[Directions for this task] Find all lines in the listing that include the word "true", then copy them.

[Working data]
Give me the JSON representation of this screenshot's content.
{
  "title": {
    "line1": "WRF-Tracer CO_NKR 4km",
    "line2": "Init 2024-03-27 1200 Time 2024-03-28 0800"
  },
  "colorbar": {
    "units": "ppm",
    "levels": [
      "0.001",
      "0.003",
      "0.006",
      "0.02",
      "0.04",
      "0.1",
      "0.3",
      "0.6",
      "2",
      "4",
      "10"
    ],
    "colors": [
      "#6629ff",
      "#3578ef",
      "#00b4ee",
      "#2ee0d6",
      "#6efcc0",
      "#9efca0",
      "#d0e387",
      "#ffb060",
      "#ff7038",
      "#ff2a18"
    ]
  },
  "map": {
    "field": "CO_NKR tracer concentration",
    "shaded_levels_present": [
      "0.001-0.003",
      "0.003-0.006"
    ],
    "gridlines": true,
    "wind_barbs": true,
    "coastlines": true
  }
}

[Task solution]
    "gridlines": true,
    "wind_barbs": true,
    "coastlines": true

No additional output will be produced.